▶ **ENTRIES SUPPLIED**
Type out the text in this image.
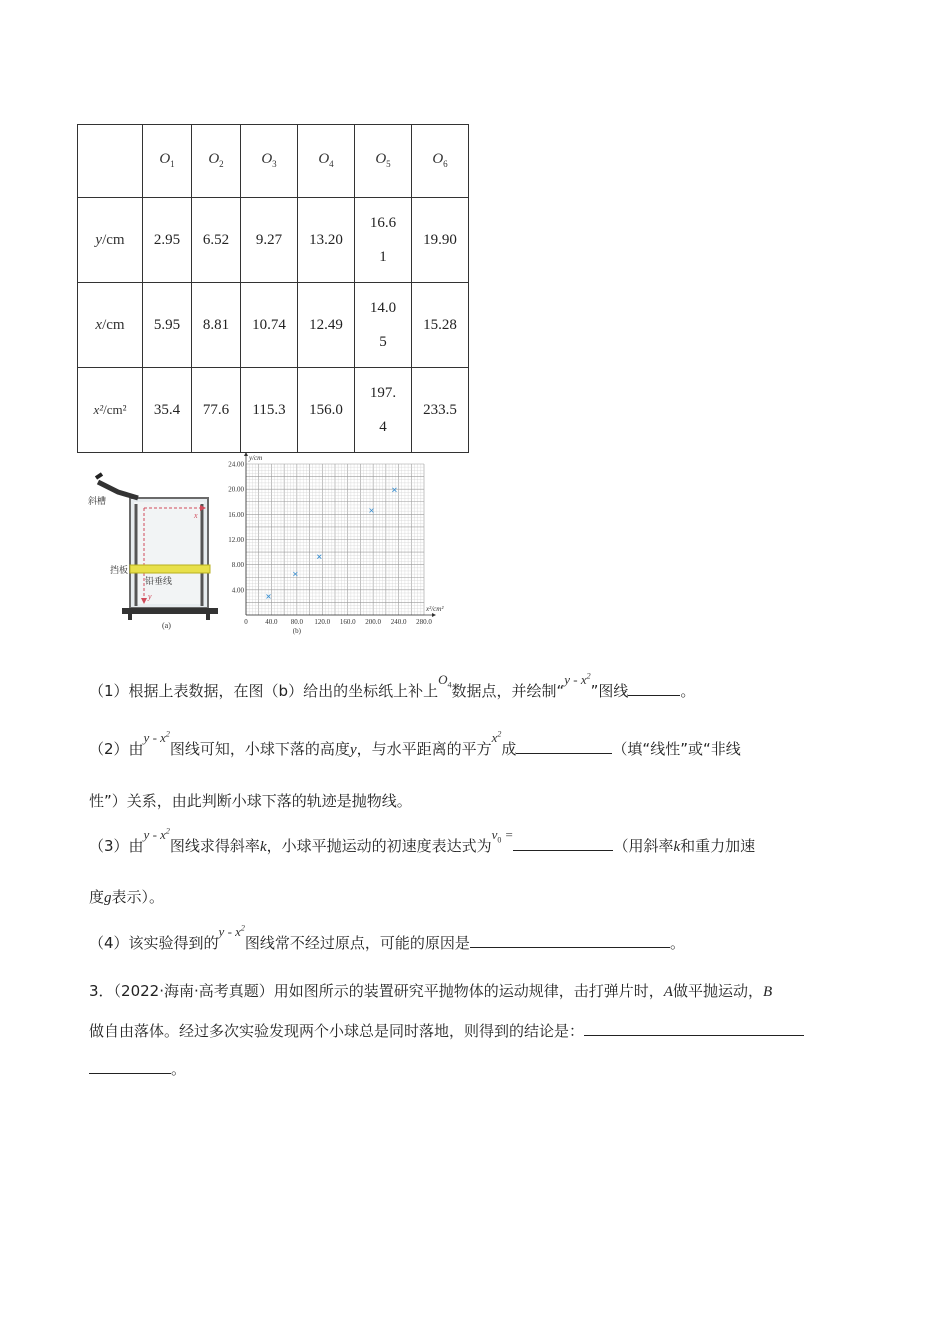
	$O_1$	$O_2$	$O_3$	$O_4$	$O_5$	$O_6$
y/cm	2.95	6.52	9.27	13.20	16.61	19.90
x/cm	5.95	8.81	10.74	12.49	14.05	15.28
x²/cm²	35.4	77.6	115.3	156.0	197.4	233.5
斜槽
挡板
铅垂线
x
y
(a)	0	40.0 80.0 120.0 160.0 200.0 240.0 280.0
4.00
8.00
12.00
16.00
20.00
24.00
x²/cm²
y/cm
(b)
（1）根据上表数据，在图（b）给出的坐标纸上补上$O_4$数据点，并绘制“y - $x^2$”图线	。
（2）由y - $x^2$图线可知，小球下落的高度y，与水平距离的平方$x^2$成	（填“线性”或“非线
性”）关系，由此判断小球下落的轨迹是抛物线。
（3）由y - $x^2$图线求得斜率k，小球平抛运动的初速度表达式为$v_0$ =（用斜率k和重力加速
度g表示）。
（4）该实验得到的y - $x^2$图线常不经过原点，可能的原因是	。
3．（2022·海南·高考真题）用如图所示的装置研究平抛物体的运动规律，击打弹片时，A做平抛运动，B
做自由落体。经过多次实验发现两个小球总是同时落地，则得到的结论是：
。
--
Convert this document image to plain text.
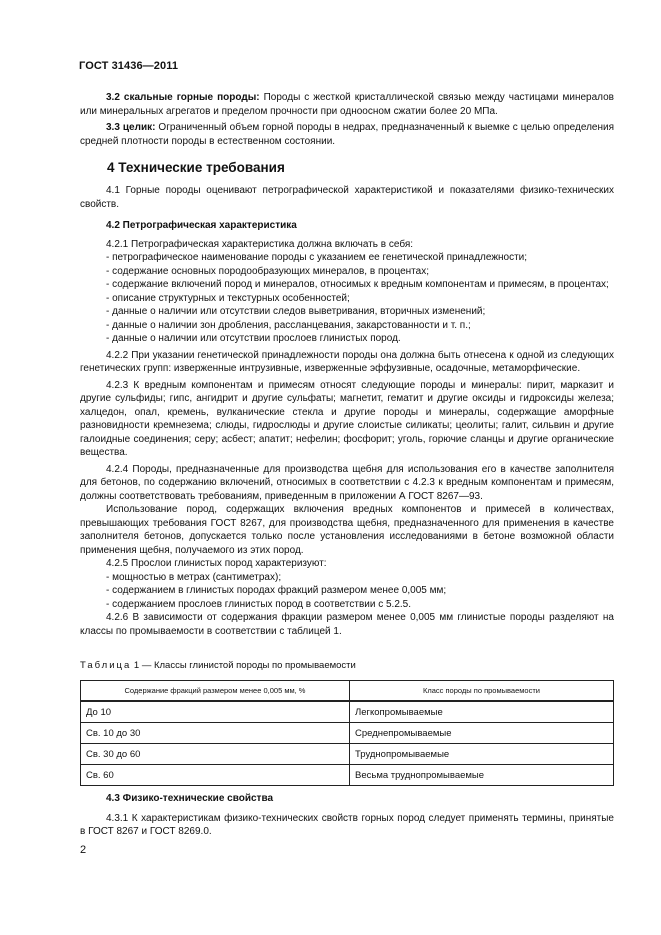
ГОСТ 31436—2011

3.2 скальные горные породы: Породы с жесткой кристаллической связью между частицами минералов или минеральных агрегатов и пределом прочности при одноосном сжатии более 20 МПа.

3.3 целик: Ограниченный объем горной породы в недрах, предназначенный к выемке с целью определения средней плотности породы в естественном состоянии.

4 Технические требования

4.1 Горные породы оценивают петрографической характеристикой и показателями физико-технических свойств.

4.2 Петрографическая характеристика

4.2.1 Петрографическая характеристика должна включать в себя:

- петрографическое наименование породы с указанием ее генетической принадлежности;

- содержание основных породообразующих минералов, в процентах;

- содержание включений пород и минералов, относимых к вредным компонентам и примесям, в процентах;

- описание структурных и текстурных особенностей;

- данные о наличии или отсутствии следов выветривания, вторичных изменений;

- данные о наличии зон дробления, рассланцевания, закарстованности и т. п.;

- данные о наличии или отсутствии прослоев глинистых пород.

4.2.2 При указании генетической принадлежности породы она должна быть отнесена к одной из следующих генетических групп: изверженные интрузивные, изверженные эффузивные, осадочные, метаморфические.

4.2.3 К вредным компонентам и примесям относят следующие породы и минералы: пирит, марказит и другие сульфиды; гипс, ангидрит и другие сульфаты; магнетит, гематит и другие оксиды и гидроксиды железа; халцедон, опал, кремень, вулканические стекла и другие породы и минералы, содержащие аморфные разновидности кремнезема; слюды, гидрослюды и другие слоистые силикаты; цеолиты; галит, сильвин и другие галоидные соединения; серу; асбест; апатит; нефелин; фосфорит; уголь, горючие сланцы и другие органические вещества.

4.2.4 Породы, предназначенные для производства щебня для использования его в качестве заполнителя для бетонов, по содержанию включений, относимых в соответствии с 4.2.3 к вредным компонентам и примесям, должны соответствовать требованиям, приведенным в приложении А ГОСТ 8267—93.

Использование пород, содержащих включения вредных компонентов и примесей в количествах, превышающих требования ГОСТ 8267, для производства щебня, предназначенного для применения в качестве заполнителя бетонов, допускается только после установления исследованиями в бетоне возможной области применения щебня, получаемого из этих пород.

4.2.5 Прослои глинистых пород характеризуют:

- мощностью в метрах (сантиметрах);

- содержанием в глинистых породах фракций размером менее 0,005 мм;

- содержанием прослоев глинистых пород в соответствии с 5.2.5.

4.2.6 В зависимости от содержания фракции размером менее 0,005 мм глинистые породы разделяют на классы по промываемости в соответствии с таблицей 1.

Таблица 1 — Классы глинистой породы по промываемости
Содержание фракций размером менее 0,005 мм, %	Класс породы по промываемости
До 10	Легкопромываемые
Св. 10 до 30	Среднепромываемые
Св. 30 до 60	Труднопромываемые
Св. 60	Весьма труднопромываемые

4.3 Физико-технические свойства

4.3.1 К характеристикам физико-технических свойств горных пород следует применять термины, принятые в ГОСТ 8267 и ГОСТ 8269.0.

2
...
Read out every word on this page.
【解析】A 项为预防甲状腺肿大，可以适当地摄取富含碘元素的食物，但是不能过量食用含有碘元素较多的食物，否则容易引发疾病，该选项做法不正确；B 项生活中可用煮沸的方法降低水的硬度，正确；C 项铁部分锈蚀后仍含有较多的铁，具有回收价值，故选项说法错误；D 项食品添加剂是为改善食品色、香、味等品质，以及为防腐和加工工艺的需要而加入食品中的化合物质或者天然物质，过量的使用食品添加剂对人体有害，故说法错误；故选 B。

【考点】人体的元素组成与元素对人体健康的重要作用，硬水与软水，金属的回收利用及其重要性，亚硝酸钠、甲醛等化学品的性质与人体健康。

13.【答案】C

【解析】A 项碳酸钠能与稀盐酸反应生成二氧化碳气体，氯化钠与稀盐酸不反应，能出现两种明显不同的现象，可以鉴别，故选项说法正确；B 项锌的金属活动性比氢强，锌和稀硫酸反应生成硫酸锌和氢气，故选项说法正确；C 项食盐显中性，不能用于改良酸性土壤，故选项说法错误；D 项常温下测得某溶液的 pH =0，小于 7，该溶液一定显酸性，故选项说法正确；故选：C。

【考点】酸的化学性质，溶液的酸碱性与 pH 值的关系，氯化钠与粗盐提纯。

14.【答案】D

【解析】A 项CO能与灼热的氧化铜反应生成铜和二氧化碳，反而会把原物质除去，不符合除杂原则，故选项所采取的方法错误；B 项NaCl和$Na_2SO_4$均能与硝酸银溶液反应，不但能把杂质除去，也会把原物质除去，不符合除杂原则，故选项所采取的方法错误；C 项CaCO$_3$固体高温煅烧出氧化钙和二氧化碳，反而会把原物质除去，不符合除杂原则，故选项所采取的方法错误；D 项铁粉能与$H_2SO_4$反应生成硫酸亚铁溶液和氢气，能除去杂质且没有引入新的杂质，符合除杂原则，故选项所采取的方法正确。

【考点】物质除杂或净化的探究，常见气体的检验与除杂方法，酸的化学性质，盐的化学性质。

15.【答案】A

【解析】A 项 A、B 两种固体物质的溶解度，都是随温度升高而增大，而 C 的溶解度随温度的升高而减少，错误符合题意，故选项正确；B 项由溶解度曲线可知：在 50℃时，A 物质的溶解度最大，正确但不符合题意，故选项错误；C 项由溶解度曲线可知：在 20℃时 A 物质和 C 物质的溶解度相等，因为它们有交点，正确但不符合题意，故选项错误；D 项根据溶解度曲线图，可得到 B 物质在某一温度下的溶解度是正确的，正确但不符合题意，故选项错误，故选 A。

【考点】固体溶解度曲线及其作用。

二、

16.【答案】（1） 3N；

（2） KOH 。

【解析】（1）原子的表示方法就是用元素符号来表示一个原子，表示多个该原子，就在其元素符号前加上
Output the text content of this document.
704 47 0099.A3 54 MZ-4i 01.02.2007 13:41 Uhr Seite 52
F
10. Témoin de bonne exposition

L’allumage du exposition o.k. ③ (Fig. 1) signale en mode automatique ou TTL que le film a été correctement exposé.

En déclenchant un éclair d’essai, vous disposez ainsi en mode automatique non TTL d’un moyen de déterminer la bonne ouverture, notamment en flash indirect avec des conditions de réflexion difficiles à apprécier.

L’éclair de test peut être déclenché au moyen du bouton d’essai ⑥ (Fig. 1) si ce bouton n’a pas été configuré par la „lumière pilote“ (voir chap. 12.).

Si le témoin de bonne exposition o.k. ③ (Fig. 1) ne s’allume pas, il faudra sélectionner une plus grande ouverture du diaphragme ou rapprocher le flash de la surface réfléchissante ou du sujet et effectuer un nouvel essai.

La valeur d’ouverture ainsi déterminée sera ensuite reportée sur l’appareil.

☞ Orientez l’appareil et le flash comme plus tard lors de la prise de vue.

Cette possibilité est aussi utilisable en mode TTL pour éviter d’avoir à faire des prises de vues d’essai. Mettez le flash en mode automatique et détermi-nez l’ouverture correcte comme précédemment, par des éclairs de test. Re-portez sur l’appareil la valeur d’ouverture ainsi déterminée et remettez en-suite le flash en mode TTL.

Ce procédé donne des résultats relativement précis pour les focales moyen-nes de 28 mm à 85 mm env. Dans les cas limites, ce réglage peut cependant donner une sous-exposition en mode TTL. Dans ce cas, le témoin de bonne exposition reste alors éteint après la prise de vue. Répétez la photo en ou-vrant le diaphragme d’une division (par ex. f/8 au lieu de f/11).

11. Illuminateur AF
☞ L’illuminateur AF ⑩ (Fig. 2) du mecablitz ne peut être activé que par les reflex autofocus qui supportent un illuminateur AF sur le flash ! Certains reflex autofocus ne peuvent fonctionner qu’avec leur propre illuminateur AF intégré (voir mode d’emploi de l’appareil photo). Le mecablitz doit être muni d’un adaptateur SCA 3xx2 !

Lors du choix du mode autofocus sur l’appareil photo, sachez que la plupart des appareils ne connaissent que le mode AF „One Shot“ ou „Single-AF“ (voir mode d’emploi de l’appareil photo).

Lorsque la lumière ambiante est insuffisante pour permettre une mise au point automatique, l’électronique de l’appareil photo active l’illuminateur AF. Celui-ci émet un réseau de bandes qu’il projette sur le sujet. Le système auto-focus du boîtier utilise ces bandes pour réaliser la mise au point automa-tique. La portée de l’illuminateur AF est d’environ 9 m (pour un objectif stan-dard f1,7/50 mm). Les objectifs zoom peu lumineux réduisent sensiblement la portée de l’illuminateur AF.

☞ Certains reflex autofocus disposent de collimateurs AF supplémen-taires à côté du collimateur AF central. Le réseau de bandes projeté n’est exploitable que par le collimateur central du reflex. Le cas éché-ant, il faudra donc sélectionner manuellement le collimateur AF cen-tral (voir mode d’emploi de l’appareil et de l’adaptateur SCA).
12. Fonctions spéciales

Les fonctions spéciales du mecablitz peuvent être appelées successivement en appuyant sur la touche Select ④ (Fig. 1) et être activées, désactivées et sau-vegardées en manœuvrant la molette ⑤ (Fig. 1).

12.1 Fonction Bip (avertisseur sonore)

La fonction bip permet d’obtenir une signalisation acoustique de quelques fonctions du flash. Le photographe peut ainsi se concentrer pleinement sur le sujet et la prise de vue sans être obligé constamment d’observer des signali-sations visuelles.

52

▶ **AIM OF THE EXERCISE**
Pull out all lines in the data above that include "reflex".

▶ **ANSWER TO THE TASK**
☞ L’illuminateur AF ⑩ (Fig. 2) du mecablitz ne peut être activé que par les reflex autofocus qui supportent un illuminateur AF sur le flash ! Certains reflex autofocus ne peuvent fonctionner qu’avec leur propre illuminateur AF intégré (voir mode d’emploi de l’appareil photo). Le mecablitz doit être muni d’un adaptateur SCA 3xx2 !
☞ Certains reflex autofocus disposent de collimateurs AF supplémen-taires à côté du collimateur AF central. Le réseau de bandes projeté n’est exploitable que par le collimateur central du reflex. Le cas éché-ant, il faudra donc sélectionner manuellement le collimateur AF cen-tral (voir mode d’emploi de l’appareil et de l’adaptateur SCA).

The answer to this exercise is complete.